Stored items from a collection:
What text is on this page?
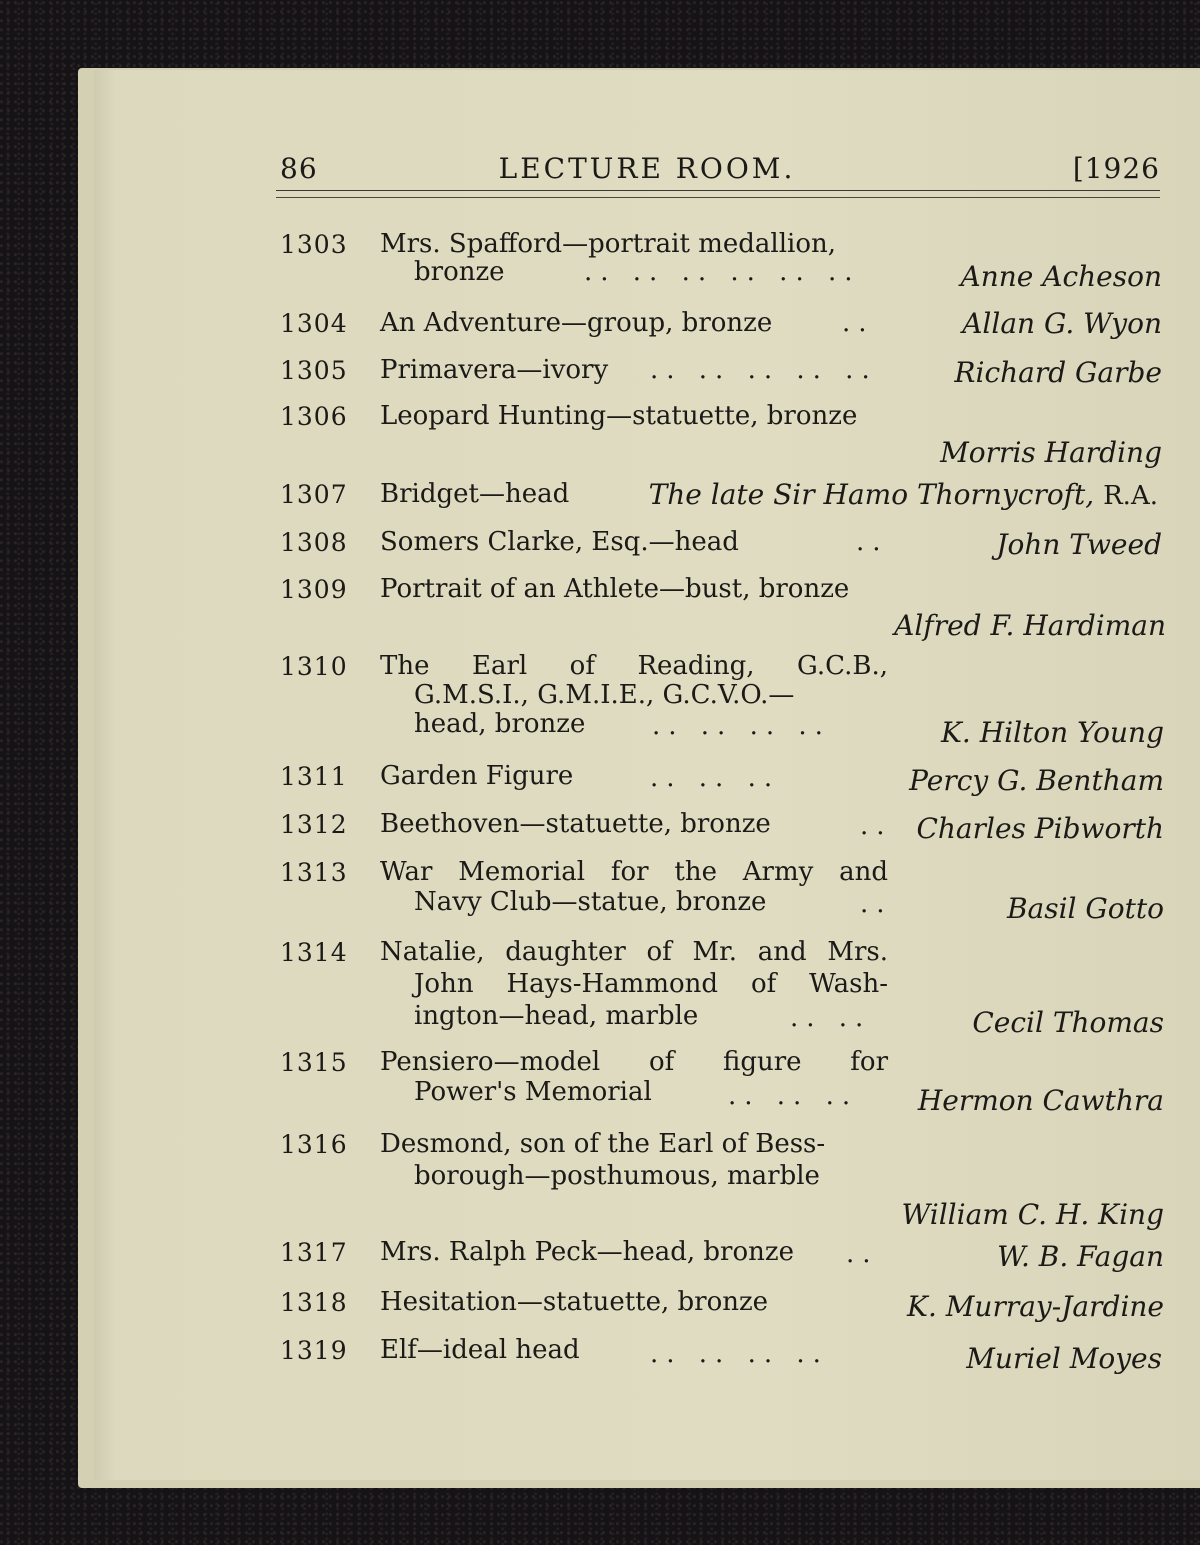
86	LECTURE ROOM.	[1926
1303 Mrs. Spafford—portrait medallion,
bronze	.. .. .. .. .. ..	Anne Acheson
1304 An Adventure—group, bronze	..	Allan G. Wyon
1305 Primavera—ivory .. .. .. .. ..	Richard Garbe
1306 Leopard Hunting—statuette, bronze
Morris Harding
1307 Bridget—head	The late Sir Hamo Thornycroft, R.A.
1308 Somers Clarke, Esq.—head	..	John Tweed
1309 Portrait of an Athlete—bust, bronze
Alfred F. Hardiman
1310 The Earl of Reading, G.C.B.,
G.M.S.I., G.M.I.E., G.C.V.O.—
head, bronze	.. .. .. ..	K. Hilton Young
1311 Garden Figure	.. .. ..	Percy G. Bentham
1312 Beethoven—statuette, bronze	.. Charles Pibworth
1313 War Memorial for the Army and
Navy Club—statue, bronze	..	Basil Gotto
1314 Natalie, daughter of Mr. and Mrs.
John Hays-Hammond of Wash-
ington—head, marble	.. ..	Cecil Thomas
1315 Pensiero—model of figure for
Power's Memorial	.. .. .. Hermon Cawthra
1316 Desmond, son of the Earl of Bess-
borough—posthumous, marble
William C. H. King
1317 Mrs. Ralph Peck—head, bronze ..	W. B. Fagan
1318 Hesitation—statuette, bronze	K. Murray-Jardine
1319 Elf—ideal head	.. .. .. ..	Muriel Moyes
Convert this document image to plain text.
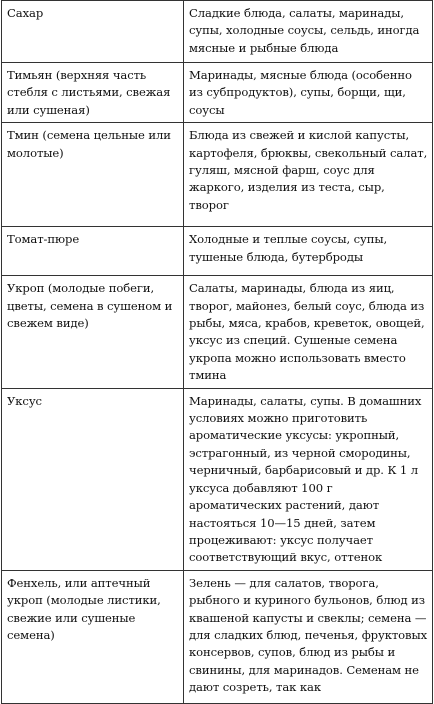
Сахар	Сладкие блюда, салаты, маринады, супы, холодные соусы, сельдь, иногда мясные и рыбные блюда

Тимьян (верхняя часть стебля с листьями, свежая или сушеная)	Маринады, мясные блюда (особенно из субпродуктов), супы, борщи, щи, соусы

Тмин (семена цельные или молотые)	Блюда из свежей и кислой капусты, картофеля, брюквы, свекольный салат, гуляш, мясной фарш, соус для жаркого, изделия из теста, сыр, творог

Томат-пюре	Холодные и теплые соусы, супы, тушеные блюда, бутерброды

Укроп (молодые побеги, цветы, семена в сушеном и свежем виде)	Салаты, маринады, блюда из яиц, творог, майонез, белый соус, блюда из рыбы, мяса, крабов, креветок, овощей, уксус из специй. Сушеные семена укропа можно использовать вместо тмина

Уксус	Маринады, салаты, супы. В домашних условиях можно приготовить ароматические уксусы: укропный, эстрагонный, из черной смородины, черничный, барбарисовый и др. К 1 л уксуса добавляют 100 г ароматических растений, дают настояться 10—15 дней, затем процеживают: уксус получает соответствующий вкус, оттенок

Фенхель, или аптечный укроп (молодые листики, свежие или сушеные семена)	Зелень — для салатов, творога, рыбного и куриного бульонов, блюд из квашеной капусты и свеклы; семена — для сладких блюд, печенья, фруктовых консервов, супов, блюд из рыбы и свинины, для маринадов. Семенам не дают созреть, так как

- [Exercise brief]: Search the records for the word "супы", then list every line that has it.

- [Reply to the task]:
Сахар	Сладкие блюда, салаты, маринады, супы, холодные соусы, сельдь, иногда мясные и рыбные блюда
Тимьян (верхняя часть стебля с листьями, свежая или сушеная)	Маринады, мясные блюда (особенно из субпродуктов), супы, борщи, щи, соусы
Томат-пюре	Холодные и теплые соусы, супы, тушеные блюда, бутерброды
Уксус	Маринады, салаты, супы. В домашних условиях можно приготовить ароматические уксусы: укропный, эстрагонный, из черной смородины, черничный, барбарисовый и др. К 1 л уксуса добавляют 100 г ароматических растений, дают настояться 10—15 дней, затем процеживают: уксус получает соответствующий вкус, оттенок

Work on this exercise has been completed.